John: Absolutely. Yeah. I think they’re also probably some of the most soft-spoken within the communities. They’re the ones that don’t vocalize. And so you’re hoping that the design team is able to advocate for those players within the design. And I mean, it’s always a challenge when you’re in kind of meeting space and you’ve got a number of people around the table and the most soft-spoken one may not be the one or maybe the one that needs to actually be saying the most. So, we try to encourage engagement at many different levels and in terms of kind of how we go about, whether it’s through kind of community design where you’re going to specific communities themselves, we have a project up in Western North York where we had a meeting at a community center, but then we also actually went out to the local high school and actually had a session there with all the students that would be engaging within that building complex. But you get the feeling that there’s also a lot of people that might not have come out. And so there were online surveys that we tried to put out as well, and I’m trying to, again, it’s how do you engage the people that are not really wanting to be engaged?

Jutta: Well, one of the things that we’ve certainly heard from communities that we try to engage is that there is either some consultation fatigue within the disability community, there are five groupings that people like to check off. We’ve encouraged or we’ve had the participation of someone who’s blind, someone who is deaf, et cetera. So designing participation and giving voice to people who may not have the resources or have been excluded from the decision-making table before is a big part of what we focus on inclusive design. How do we design the table? How do we determine who’s missing? How do we bring people in to help us design a table, meaning a decision-making table that would include their perspective and would respect their perspective? What types of strategies do you use?

John: I mean, in terms of the strategies that we try to employ, it’s as broad a tool kit as you can possibly imagine. It’s online surveys, it’s mail outs, it’s creating a website, creating a social media presence, hands-on where we’ll have a big community meeting and we’ll be out there on forces, get a third of the office out just to basically meet with people and talk with them and try to understand what they desire and supply food and drink so that they can actually be there with their families as well so that the kids aren’t too bored. You got to become a part of the community almost to really engage with it. And it’s super interesting when you start to kind of anticipate and what do we need to do now. One interesting thought that I’ve seen over the past soft of while is this idea of community resilience.

···

• Job 1
Please copy the listing word for word, beginning with its first line and stopping after the line that contains "Text: 301: 301 <box>304 817 352 840</box>".
The conversation above has no connection to the listing that follows.

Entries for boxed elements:

···

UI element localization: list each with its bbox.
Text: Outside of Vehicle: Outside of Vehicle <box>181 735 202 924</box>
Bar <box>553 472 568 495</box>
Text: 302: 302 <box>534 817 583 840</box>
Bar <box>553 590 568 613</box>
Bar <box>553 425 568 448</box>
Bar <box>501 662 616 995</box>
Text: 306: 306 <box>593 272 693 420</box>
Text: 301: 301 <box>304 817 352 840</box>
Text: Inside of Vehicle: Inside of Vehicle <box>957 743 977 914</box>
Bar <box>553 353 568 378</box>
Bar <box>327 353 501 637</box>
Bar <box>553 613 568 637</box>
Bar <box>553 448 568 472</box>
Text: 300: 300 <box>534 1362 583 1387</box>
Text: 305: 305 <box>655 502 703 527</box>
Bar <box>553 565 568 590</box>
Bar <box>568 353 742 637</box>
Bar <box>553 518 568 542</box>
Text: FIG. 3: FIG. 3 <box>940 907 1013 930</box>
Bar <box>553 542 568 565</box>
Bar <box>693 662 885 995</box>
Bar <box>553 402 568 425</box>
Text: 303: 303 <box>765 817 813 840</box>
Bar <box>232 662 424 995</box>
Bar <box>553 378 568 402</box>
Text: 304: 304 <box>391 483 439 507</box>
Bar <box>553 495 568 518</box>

···

• Job 2
Answer these questions from the conversation:
(a) For the project in Western North York, besides the community center, where did John's team hold a session?
(b) How many groupings does Jutta say people like to check off?
(c) What does John say his team supplies at big community meetings so people can come with their families?

• Complete answer 1
UI element localization: list each with its bbox.
Text: Outside of Vehicle: Outside of Vehicle <box>181 735 202 924</box>
Bar <box>553 472 568 495</box>
Text: 302: 302 <box>534 817 583 840</box>
Bar <box>553 590 568 613</box>
Bar <box>553 425 568 448</box>
Bar <box>501 662 616 995</box>
Text: 306: 306 <box>593 272 693 420</box>
Text: 301: 301 <box>304 817 352 840</box>

• Complete answer 2
(a) At the local high school, with the students who would be using that building complex.
(b) Five.
(c) Food and drink.